Stored items from a collection
=-=-=-=-=

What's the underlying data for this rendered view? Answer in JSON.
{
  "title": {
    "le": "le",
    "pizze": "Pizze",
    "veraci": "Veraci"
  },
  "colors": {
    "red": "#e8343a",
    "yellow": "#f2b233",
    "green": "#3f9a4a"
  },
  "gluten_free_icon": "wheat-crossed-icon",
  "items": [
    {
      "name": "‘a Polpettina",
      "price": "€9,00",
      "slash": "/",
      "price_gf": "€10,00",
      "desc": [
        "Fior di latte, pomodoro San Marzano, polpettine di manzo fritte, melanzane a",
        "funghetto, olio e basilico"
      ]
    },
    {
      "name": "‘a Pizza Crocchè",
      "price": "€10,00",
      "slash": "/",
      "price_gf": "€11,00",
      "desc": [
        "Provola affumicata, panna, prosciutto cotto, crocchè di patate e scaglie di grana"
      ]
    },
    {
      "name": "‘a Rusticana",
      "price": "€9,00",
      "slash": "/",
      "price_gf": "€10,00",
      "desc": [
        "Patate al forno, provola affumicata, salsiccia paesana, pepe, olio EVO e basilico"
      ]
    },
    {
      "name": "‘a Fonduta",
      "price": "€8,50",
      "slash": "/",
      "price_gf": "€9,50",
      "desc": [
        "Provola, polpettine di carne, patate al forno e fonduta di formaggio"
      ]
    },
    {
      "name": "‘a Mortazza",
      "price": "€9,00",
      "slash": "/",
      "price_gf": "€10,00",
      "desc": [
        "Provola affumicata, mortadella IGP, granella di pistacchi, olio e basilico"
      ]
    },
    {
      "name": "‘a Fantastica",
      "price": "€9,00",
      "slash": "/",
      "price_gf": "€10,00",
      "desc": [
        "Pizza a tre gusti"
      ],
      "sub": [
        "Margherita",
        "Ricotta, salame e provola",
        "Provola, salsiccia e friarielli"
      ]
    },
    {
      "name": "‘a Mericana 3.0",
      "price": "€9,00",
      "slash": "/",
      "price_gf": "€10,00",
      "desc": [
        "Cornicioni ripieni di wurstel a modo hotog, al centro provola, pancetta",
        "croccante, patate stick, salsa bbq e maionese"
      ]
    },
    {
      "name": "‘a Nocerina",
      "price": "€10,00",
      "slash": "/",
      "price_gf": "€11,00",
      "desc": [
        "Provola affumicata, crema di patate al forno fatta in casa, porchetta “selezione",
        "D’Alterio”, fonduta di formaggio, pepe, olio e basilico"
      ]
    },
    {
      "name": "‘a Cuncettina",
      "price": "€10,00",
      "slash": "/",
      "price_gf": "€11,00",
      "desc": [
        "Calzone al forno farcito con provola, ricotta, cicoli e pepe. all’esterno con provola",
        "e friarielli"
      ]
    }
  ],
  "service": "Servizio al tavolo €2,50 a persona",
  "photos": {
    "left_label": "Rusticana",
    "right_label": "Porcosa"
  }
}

=-=-=-=-=

- Task requirements
Quote all the records exactly, please, leaving none out.

- Solution to this exercise
What's the underlying data for this rendered view? Answer in JSON.
{
  "title": {
    "le": "le",
    "pizze": "Pizze",
    "veraci": "Veraci"
  },
  "colors": {
    "red": "#e8343a",
    "yellow": "#f2b233",
    "green": "#3f9a4a"
  },
  "gluten_free_icon": "wheat-crossed-icon",
  "items": [
    {
      "name": "‘a Polpettina",
      "price": "€9,00",
      "slash": "/",
      "price_gf": "€10,00",
      "desc": [
        "Fior di latte, pomodoro San Marzano, polpettine di manzo fritte, melanzane a",
        "funghetto, olio e basilico"
      ]
    },
    {
      "name": "‘a Pizza Crocchè",
      "price": "€10,00",
      "slash": "/",
      "price_gf": "€11,00",
      "desc": [
        "Provola affumicata, panna, prosciutto cotto, crocchè di patate e scaglie di grana"
      ]
    },
    {
      "name": "‘a Rusticana",
      "price": "€9,00",
      "slash": "/",
      "price_gf": "€10,00",
      "desc": [
        "Patate al forno, provola affumicata, salsiccia paesana, pepe, olio EVO e basilico"
      ]
    },
    {
      "name": "‘a Fonduta",
      "price": "€8,50",
      "slash": "/",
      "price_gf": "€9,50",
      "desc": [
        "Provola, polpettine di carne, patate al forno e fonduta di formaggio"
      ]
    },
    {
      "name": "‘a Mortazza",
      "price": "€9,00",
      "slash": "/",
      "price_gf": "€10,00",
      "desc": [
        "Provola affumicata, mortadella IGP, granella di pistacchi, olio e basilico"
      ]
    },
    {
      "name": "‘a Fantastica",
      "price": "€9,00",
      "slash": "/",
      "price_gf": "€10,00",
      "desc": [
        "Pizza a tre gusti"
      ],
      "sub": [
        "Margherita",
        "Ricotta, salame e provola",
        "Provola, salsiccia e friarielli"
      ]
    },
    {
      "name": "‘a Mericana 3.0",
      "price": "€9,00",
      "slash": "/",
      "price_gf": "€10,00",
      "desc": [
        "Cornicioni ripieni di wurstel a modo hotog, al centro provola, pancetta",
        "croccante, patate stick, salsa bbq e maionese"
      ]
    },
    {
      "name": "‘a Nocerina",
      "price": "€10,00",
      "slash": "/",
      "price_gf": "€11,00",
      "desc": [
        "Provola affumicata, crema di patate al forno fatta in casa, porchetta “selezione",
        "D’Alterio”, fonduta di formaggio, pepe, olio e basilico"
      ]
    },
    {
      "name": "‘a Cuncettina",
      "price": "€10,00",
      "slash": "/",
      "price_gf": "€11,00",
      "desc": [
        "Calzone al forno farcito con provola, ricotta, cicoli e pepe. all’esterno con provola",
        "e friarielli"
      ]
    }
  ],
  "service": "Servizio al tavolo €2,50 a persona",
  "photos": {
    "left_label": "Rusticana",
    "right_label": "Porcosa"
  }
}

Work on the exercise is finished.